(Region boundary data)
-------
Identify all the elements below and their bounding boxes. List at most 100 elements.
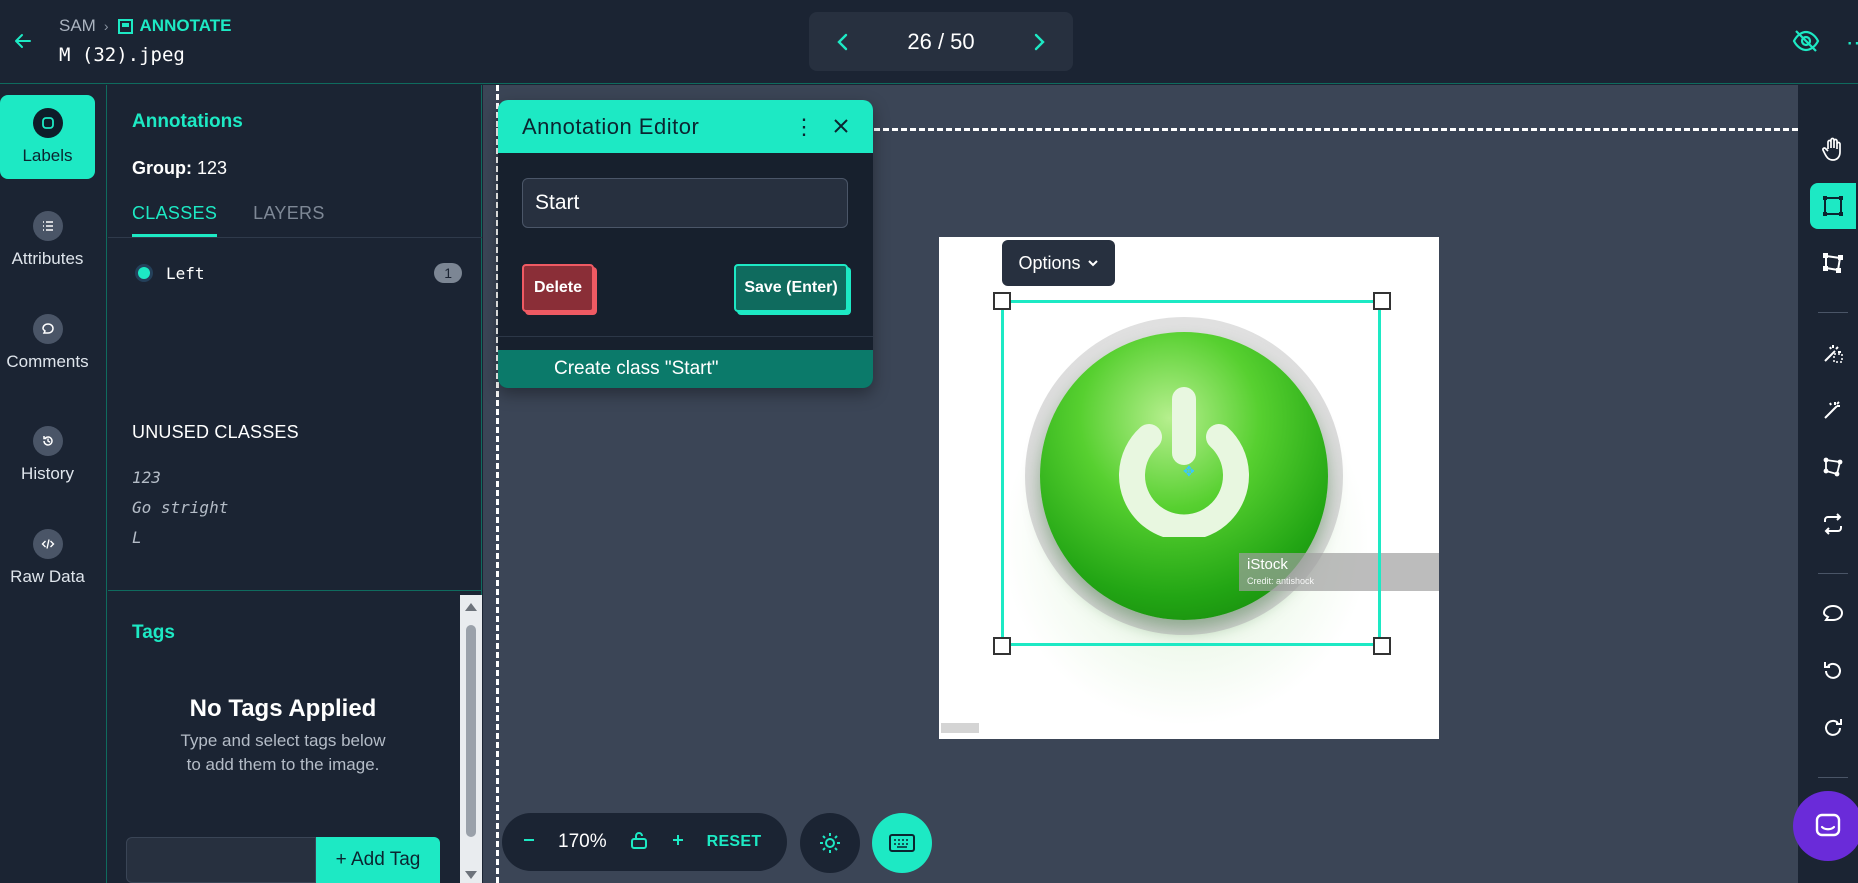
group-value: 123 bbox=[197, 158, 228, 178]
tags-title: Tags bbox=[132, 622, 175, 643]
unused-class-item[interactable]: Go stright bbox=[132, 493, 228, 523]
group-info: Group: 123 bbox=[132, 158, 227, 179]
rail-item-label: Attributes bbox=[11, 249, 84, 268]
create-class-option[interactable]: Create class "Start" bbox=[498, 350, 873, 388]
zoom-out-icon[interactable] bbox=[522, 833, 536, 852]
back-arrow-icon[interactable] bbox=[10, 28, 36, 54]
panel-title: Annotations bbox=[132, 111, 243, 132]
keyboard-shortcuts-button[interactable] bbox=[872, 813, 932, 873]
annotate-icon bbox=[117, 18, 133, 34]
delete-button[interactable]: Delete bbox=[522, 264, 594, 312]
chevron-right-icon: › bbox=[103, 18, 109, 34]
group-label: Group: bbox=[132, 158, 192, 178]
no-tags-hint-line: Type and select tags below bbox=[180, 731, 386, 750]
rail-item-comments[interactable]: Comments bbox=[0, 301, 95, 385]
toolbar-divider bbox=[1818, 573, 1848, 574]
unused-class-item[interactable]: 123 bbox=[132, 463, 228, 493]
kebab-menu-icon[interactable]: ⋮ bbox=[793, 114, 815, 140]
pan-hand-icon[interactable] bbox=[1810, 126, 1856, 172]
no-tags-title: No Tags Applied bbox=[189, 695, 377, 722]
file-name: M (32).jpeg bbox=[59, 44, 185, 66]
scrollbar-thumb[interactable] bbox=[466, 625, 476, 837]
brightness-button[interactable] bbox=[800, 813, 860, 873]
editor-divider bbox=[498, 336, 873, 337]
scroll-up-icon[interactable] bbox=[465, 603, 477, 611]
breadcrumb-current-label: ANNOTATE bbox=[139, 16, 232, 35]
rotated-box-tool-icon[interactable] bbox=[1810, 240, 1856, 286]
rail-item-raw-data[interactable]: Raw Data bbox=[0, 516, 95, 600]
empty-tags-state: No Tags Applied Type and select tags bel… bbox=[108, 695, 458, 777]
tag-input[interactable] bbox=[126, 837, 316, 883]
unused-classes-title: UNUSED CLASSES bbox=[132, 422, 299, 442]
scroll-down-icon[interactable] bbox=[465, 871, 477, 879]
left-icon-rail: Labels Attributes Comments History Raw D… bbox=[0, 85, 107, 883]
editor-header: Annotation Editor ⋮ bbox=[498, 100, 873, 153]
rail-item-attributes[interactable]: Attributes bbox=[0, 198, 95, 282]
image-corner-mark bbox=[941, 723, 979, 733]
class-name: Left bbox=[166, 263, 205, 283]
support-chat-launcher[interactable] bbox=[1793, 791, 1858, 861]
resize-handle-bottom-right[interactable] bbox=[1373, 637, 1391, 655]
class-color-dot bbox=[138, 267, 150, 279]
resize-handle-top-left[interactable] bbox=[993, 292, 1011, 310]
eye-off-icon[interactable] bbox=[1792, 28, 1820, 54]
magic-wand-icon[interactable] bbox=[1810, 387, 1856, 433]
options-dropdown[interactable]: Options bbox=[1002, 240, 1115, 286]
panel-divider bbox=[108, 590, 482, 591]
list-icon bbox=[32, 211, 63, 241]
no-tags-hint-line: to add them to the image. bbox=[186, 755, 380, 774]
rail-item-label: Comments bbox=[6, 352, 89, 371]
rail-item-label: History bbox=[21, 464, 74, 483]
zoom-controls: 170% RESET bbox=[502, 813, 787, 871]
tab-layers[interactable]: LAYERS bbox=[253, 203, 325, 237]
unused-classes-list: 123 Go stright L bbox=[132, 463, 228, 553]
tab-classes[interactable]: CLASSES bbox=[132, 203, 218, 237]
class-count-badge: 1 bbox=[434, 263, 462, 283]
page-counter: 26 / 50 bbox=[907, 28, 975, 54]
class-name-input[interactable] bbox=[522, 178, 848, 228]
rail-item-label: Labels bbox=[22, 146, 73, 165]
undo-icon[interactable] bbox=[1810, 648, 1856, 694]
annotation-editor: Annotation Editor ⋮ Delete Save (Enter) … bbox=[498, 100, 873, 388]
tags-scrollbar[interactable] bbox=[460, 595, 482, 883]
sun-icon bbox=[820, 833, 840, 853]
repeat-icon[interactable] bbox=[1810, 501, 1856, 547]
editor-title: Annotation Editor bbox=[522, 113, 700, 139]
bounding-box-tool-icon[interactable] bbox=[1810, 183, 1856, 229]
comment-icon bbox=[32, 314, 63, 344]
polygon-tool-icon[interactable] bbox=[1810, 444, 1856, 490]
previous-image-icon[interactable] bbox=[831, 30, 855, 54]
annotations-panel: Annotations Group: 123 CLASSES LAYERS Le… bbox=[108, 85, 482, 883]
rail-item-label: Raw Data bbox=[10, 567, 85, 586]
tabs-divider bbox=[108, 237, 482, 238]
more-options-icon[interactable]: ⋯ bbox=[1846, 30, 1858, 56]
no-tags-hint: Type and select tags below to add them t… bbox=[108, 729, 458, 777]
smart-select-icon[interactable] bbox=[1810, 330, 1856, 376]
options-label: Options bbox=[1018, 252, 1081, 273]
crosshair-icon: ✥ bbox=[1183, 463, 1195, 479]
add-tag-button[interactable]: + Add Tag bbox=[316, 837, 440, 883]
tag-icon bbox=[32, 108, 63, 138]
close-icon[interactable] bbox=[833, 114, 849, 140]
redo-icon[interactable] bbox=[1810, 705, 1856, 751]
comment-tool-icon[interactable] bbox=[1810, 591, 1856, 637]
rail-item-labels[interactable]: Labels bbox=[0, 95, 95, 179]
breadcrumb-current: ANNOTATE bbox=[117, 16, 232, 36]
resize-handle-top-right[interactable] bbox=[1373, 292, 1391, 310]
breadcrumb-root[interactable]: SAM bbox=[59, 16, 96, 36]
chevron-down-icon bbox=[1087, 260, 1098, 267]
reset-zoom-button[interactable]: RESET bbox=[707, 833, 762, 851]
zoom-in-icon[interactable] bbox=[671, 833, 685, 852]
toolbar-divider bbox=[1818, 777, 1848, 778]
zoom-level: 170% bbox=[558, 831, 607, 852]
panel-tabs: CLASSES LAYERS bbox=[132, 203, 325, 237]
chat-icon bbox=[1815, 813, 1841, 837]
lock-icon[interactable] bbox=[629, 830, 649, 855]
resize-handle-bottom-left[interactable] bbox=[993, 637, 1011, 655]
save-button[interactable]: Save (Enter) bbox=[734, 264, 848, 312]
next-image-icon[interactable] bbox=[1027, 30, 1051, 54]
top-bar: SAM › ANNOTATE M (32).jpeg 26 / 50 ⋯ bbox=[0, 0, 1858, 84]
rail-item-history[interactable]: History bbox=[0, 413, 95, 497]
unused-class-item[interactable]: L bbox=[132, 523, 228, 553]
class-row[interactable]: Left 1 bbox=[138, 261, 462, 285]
-------
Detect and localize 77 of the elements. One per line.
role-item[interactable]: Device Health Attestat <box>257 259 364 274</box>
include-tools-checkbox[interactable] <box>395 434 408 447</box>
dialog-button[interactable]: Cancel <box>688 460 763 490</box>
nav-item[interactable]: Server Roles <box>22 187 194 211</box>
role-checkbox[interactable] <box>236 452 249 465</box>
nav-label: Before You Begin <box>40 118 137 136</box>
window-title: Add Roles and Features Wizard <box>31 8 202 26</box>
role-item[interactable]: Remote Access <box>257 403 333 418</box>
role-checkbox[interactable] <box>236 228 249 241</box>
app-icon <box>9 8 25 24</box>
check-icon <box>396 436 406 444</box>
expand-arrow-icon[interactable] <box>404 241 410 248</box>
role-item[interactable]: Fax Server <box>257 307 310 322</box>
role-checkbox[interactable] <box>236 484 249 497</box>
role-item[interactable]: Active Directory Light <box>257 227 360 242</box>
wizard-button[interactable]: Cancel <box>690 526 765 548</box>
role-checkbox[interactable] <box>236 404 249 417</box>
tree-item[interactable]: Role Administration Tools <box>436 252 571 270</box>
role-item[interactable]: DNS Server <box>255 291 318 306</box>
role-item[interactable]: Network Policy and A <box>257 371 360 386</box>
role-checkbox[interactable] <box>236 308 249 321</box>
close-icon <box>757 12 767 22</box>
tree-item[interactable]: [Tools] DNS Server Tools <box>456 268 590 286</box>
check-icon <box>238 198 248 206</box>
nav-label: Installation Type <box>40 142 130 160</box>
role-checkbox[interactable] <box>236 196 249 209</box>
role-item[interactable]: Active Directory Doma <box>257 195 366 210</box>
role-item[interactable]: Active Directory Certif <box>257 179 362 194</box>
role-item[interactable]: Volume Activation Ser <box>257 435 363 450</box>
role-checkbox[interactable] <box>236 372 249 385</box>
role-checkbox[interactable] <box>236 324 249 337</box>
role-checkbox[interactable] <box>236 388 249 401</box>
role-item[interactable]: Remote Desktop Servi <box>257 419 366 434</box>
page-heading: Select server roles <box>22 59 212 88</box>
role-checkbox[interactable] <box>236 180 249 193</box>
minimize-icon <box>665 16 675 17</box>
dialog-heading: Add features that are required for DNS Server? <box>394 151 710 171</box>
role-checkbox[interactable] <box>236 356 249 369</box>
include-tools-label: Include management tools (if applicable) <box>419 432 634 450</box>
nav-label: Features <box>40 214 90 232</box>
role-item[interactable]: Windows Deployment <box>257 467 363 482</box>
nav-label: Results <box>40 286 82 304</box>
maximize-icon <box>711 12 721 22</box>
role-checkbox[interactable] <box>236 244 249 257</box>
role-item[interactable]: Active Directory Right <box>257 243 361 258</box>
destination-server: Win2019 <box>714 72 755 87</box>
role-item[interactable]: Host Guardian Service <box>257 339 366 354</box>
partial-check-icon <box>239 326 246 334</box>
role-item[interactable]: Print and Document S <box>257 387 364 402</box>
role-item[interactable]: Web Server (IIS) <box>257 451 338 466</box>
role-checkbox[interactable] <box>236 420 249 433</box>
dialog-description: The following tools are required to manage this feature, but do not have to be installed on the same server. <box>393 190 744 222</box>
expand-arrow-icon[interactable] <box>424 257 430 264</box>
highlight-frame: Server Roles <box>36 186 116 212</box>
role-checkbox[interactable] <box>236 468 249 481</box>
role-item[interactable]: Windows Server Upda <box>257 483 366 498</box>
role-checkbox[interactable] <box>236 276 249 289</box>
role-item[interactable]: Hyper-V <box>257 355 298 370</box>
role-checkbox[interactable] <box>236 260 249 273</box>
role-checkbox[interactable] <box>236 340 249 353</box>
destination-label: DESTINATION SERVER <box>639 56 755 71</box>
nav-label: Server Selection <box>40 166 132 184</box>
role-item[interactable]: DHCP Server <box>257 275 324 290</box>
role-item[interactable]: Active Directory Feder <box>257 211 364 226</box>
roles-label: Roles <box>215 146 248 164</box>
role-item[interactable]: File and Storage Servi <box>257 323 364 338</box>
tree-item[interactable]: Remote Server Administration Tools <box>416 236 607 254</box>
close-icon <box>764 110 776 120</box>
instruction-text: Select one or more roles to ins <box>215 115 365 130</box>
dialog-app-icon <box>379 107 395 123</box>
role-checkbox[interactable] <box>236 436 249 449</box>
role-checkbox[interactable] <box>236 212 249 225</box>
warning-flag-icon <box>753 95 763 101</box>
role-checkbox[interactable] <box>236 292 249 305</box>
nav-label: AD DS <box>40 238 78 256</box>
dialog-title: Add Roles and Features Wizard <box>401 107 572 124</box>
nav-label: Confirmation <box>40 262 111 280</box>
-------
[What is expected]: Give as a JSON list of strings, one string per line, the lines from the one containing "group-value: 123 bbox=[197, 158, 228, 178]" through the one containing "panel-title: Annotations bbox=[132, 111, 243, 132]", with both of those included. Leave out any blank lines.

[Completed exercise]:
[
  "group-value: 123 bbox=[197, 158, 228, 178]",
  "tags-title: Tags bbox=[132, 622, 175, 643]",
  "unused-class-item[interactable]: Go stright bbox=[132, 493, 228, 523]",
  "group-info: Group: 123 bbox=[132, 158, 227, 179]",
  "rail-item-label: Attributes bbox=[11, 249, 84, 268]",
  "create-class-option[interactable]: Create class \"Start\" bbox=[498, 350, 873, 388]",
  "zoom-out-icon[interactable] bbox=[522, 833, 536, 852]",
  "back-arrow-icon[interactable] bbox=[10, 28, 36, 54]",
  "panel-title: Annotations bbox=[132, 111, 243, 132]"
]